Supplied information:
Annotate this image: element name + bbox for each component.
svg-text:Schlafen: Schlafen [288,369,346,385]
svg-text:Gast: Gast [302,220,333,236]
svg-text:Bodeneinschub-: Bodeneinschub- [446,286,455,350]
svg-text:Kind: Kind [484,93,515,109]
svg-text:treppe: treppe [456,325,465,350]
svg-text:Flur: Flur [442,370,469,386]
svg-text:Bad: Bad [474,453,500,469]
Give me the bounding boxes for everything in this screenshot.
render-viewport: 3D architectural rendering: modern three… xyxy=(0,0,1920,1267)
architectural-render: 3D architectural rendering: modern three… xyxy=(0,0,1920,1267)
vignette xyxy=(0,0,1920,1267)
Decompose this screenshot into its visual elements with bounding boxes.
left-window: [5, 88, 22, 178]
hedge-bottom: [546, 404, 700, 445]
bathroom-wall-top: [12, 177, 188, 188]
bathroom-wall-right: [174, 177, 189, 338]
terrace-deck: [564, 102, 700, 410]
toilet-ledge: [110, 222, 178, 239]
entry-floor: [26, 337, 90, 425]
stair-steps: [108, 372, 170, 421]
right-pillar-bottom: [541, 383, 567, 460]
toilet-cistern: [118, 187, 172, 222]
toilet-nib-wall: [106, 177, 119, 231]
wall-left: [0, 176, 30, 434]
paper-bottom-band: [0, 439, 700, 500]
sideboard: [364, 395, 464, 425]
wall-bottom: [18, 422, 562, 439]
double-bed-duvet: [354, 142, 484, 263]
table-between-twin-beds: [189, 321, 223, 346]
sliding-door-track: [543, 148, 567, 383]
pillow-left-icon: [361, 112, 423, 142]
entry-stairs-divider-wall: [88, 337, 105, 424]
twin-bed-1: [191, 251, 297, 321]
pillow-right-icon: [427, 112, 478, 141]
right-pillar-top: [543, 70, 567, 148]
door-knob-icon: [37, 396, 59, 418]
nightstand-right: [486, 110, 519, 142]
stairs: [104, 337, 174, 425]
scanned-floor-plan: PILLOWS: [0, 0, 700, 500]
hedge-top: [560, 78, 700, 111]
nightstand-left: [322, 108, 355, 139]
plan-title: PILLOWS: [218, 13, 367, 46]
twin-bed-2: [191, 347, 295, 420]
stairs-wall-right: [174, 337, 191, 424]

Work to do:
Update the data from its beginning through the line containing "toilet-nib-wall: [106, 177, 119, 231]" by replacing "screenshot" with "capture". Leave all else unchanged, and return only those lines.

Solution to this task:
Annotate this image: element name + bbox for each component.
svg-text:Schlafen: Schlafen [288,369,346,385]
svg-text:Gast: Gast [302,220,333,236]
svg-text:Bodeneinschub-: Bodeneinschub- [446,286,455,350]
svg-text:Kind: Kind [484,93,515,109]
svg-text:treppe: treppe [456,325,465,350]
svg-text:Flur: Flur [442,370,469,386]
svg-text:Bad: Bad [474,453,500,469]
Give me the bounding boxes for everything in this capture.
render-viewport: 3D architectural rendering: modern three… xyxy=(0,0,1920,1267)
architectural-render: 3D architectural rendering: modern three… xyxy=(0,0,1920,1267)
vignette xyxy=(0,0,1920,1267)
Decompose this capture into its visual elements with bounding boxes.
left-window: [5, 88, 22, 178]
hedge-bottom: [546, 404, 700, 445]
bathroom-wall-top: [12, 177, 188, 188]
bathroom-wall-right: [174, 177, 189, 338]
terrace-deck: [564, 102, 700, 410]
toilet-ledge: [110, 222, 178, 239]
entry-floor: [26, 337, 90, 425]
stair-steps: [108, 372, 170, 421]
right-pillar-bottom: [541, 383, 567, 460]
toilet-cistern: [118, 187, 172, 222]
toilet-nib-wall: [106, 177, 119, 231]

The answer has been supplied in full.